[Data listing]
================
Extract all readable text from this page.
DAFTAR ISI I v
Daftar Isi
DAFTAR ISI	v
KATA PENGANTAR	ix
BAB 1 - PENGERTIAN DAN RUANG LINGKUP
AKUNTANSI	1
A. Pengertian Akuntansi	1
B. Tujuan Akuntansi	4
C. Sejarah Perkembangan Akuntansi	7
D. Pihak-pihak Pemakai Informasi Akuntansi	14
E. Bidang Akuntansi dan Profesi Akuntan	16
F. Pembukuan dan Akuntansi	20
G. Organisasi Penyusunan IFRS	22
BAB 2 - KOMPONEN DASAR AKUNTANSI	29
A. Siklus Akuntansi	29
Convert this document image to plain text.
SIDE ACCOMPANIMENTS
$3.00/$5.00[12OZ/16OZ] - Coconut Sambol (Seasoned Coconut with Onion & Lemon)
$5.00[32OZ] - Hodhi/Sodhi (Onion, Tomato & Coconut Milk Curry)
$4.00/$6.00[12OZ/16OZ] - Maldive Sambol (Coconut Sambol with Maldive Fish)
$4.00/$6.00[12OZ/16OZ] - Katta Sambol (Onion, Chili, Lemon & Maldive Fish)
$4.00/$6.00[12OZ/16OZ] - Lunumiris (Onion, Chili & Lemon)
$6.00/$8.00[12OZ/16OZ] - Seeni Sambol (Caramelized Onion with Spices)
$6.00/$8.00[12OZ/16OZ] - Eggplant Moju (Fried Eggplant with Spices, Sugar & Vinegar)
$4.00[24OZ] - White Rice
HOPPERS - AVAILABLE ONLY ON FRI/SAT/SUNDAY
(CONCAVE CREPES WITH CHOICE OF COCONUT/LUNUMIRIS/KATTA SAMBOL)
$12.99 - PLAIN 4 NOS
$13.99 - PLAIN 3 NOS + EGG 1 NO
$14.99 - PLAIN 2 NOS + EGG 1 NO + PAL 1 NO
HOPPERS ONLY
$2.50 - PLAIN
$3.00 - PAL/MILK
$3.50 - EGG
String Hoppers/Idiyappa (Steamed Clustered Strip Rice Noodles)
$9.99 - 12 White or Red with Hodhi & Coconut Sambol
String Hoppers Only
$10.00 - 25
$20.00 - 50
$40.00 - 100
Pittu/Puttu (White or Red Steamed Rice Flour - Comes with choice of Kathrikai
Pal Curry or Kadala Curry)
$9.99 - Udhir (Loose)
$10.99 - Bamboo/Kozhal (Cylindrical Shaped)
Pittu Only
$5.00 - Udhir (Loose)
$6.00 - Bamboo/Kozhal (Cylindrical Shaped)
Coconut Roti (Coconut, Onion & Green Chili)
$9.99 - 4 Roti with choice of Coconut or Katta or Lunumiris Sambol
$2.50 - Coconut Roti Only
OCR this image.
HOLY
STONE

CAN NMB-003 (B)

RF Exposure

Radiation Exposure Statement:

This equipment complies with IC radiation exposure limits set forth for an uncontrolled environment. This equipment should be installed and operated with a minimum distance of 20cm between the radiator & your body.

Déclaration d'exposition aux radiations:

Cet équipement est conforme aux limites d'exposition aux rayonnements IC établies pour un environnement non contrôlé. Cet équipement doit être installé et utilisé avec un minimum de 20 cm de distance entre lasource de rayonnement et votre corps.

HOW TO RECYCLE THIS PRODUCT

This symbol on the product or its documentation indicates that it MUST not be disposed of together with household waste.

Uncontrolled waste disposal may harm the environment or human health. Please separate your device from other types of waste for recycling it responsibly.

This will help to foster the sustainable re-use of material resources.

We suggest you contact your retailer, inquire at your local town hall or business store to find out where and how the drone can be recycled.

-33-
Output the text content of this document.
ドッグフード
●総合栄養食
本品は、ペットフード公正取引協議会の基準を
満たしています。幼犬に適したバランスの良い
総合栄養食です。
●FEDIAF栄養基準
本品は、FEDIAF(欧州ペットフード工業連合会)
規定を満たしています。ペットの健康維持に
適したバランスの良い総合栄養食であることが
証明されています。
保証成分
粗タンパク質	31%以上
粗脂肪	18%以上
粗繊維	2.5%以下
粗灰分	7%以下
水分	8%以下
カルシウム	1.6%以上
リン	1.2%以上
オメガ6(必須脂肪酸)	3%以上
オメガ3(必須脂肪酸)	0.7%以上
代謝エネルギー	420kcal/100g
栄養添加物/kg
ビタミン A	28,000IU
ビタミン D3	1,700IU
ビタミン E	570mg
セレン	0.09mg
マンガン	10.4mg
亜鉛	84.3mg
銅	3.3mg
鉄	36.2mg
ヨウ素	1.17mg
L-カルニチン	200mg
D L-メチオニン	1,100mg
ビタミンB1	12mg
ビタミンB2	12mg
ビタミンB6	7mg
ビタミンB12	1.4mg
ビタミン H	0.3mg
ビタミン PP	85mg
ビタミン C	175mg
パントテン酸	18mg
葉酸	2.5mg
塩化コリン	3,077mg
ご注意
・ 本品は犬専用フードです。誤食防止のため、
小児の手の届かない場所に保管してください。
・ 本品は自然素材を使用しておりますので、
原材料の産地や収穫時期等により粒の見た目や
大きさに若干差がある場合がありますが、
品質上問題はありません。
================
§ STATED GOAL:
Return each line where "distance" shows up.

§ ANSWER FOR THE TASK:
This equipment complies with IC radiation exposure limits set forth for an uncontrolled environment. This equipment should be installed and operated with a minimum distance of 20cm between the radiator & your body.
Cet équipement est conforme aux limites d'exposition aux rayonnements IC établies pour un environnement non contrôlé. Cet équipement doit être installé et utilisé avec un minimum de 20 cm de distance entre lasource de rayonnement et votre corps.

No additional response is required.